- **Records from a data source**
◆ ◆ ◆
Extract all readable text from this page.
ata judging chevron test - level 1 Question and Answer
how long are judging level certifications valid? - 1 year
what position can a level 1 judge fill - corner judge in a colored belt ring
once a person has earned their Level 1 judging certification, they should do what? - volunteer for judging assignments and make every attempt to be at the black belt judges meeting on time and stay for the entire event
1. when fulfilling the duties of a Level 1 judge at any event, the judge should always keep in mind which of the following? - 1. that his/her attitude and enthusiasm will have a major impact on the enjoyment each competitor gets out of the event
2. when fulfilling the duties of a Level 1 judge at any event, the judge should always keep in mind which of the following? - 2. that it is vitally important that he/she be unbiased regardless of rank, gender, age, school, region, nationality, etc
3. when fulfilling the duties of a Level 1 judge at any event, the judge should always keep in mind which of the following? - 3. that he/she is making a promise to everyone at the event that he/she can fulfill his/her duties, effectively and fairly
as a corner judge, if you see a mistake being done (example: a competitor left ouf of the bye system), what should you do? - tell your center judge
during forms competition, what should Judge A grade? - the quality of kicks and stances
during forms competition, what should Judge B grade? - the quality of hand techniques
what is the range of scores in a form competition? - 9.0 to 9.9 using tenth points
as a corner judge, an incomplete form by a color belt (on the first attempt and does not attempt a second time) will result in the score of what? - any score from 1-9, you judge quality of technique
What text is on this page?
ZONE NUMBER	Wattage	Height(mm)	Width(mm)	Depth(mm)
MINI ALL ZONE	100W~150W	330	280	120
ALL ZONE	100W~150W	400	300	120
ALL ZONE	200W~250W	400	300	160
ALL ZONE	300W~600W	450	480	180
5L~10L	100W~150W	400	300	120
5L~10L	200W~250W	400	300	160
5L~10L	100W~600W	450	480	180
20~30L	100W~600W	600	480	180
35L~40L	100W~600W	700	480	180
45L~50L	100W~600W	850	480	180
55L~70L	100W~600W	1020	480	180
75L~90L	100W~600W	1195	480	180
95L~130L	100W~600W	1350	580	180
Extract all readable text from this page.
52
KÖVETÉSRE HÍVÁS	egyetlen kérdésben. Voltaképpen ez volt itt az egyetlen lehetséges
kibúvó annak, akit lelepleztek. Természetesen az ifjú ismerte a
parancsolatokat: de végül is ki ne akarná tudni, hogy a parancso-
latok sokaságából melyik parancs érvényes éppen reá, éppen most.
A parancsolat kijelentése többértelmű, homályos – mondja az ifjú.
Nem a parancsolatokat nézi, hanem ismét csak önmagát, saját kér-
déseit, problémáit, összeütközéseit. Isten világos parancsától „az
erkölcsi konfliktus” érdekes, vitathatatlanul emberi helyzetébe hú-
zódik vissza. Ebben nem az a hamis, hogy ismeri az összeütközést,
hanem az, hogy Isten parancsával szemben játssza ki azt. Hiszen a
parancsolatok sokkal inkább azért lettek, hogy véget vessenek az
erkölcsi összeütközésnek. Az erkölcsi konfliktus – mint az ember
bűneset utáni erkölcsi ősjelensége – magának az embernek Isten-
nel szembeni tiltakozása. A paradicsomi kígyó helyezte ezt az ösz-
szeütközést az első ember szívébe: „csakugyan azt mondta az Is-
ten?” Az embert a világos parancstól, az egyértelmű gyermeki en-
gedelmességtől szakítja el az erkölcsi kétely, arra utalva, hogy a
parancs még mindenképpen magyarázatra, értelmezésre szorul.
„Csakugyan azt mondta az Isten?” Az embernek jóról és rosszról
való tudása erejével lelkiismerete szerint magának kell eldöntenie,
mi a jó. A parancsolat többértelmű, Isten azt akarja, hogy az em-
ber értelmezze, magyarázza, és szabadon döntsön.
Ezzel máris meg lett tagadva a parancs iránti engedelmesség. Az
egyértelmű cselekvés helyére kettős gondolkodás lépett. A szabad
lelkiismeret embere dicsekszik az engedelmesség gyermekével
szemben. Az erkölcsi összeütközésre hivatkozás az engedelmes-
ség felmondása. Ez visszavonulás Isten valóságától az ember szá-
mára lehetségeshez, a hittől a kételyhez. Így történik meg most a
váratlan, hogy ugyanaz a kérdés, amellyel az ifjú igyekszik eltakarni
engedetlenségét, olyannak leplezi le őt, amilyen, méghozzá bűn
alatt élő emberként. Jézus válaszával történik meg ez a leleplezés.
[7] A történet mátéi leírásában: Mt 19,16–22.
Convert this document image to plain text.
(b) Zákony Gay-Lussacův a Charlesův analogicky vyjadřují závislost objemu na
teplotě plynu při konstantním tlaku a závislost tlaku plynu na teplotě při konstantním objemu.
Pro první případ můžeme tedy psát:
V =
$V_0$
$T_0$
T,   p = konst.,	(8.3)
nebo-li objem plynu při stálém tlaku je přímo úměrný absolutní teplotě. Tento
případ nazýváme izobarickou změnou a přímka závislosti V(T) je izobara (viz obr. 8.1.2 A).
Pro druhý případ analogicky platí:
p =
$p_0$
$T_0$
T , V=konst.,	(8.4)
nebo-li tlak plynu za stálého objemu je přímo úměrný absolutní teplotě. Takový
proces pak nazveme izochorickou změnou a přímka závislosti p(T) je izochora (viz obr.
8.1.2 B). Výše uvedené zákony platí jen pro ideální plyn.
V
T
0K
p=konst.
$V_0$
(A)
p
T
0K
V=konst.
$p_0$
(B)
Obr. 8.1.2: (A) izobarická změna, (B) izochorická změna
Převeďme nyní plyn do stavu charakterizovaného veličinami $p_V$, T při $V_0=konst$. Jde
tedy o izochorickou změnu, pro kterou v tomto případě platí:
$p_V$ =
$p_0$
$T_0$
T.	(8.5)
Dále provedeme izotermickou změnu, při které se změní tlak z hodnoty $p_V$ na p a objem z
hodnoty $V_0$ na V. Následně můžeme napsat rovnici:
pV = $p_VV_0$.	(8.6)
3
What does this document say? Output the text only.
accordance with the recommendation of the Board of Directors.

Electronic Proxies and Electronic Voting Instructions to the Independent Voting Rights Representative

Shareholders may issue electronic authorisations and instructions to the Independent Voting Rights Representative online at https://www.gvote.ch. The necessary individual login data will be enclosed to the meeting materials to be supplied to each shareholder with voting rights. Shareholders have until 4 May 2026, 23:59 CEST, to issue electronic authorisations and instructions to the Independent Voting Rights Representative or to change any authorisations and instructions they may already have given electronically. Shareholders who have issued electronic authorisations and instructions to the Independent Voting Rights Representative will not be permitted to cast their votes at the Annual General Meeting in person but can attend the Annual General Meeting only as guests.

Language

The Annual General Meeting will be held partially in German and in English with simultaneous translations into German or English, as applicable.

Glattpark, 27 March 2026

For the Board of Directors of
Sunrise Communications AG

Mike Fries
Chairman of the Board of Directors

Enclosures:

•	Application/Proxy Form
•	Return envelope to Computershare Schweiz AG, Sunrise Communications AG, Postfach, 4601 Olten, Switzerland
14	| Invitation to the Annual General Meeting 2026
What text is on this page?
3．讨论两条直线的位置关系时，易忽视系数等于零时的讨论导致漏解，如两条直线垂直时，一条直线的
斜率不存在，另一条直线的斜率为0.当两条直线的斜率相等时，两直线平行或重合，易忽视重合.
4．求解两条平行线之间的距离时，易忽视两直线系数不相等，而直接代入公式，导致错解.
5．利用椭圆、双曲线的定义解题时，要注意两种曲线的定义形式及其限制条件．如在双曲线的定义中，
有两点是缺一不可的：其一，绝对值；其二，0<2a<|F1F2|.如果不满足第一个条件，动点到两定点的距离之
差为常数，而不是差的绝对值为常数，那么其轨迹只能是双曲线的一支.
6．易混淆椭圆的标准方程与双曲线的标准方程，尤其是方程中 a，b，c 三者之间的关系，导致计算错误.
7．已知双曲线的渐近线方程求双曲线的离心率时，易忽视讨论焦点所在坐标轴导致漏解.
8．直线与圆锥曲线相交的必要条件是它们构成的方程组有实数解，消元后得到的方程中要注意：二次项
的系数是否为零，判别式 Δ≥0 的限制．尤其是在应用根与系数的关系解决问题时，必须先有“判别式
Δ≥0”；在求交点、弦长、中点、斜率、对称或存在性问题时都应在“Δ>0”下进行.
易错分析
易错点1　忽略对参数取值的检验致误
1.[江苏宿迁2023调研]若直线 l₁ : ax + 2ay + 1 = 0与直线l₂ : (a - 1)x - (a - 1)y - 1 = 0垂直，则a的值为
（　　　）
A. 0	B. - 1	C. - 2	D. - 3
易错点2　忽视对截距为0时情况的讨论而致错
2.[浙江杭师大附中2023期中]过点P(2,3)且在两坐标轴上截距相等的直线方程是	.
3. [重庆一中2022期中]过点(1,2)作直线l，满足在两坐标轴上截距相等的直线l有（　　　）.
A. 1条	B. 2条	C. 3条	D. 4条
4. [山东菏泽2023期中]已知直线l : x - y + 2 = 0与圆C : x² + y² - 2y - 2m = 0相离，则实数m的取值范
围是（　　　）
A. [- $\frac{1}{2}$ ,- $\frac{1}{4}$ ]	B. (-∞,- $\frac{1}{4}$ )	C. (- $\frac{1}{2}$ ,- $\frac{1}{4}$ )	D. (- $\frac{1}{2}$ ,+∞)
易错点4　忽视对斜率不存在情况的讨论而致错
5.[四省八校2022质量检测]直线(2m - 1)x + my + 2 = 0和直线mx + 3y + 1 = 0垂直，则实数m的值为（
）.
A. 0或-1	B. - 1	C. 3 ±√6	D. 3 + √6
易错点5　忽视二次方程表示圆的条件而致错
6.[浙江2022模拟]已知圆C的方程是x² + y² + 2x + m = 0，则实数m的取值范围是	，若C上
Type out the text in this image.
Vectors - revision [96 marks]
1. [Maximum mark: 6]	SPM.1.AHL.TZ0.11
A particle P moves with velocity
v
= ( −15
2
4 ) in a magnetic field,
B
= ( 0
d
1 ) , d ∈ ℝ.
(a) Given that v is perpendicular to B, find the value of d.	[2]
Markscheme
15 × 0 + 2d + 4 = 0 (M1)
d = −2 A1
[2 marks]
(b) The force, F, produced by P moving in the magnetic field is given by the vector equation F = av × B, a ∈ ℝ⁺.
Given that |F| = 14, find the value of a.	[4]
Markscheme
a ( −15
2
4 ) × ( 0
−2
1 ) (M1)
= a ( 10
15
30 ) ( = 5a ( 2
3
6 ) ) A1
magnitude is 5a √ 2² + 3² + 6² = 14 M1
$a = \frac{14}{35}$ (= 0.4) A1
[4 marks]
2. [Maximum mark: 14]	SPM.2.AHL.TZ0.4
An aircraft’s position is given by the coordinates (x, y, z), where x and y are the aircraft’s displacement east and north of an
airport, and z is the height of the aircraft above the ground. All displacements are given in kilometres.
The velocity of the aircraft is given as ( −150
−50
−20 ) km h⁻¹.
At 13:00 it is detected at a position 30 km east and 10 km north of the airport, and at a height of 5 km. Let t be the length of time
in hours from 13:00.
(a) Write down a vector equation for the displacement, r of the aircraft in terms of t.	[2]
◆ ◆ ◆
- **What is needed**
Repeat the lines from the one containing "Type out the text in this image." through the end of the listing, exactly and without any other lines; both ends are included.

- **Full output**
Type out the text in this image.
Vectors - revision [96 marks]
1. [Maximum mark: 6]	SPM.1.AHL.TZ0.11
A particle P moves with velocity
v
= ( −15
2
4 ) in a magnetic field,
B
= ( 0
d
1 ) , d ∈ ℝ.
(a) Given that v is perpendicular to B, find the value of d.	[2]
Markscheme
15 × 0 + 2d + 4 = 0 (M1)
d = −2 A1
[2 marks]
(b) The force, F, produced by P moving in the magnetic field is given by the vector equation F = av × B, a ∈ ℝ⁺.
Given that |F| = 14, find the value of a.	[4]
Markscheme
a ( −15
2
4 ) × ( 0
−2
1 ) (M1)
= a ( 10
15
30 ) ( = 5a ( 2
3
6 ) ) A1
magnitude is 5a √ 2² + 3² + 6² = 14 M1
$a = \frac{14}{35}$ (= 0.4) A1
[4 marks]
2. [Maximum mark: 14]	SPM.2.AHL.TZ0.4
An aircraft’s position is given by the coordinates (x, y, z), where x and y are the aircraft’s displacement east and north of an
airport, and z is the height of the aircraft above the ground. All displacements are given in kilometres.
The velocity of the aircraft is given as ( −150
−50
−20 ) km h⁻¹.
At 13:00 it is detected at a position 30 km east and 10 km north of the airport, and at a height of 5 km. Let t be the length of time
in hours from 13:00.
(a) Write down a vector equation for the displacement, r of the aircraft in terms of t.	[2]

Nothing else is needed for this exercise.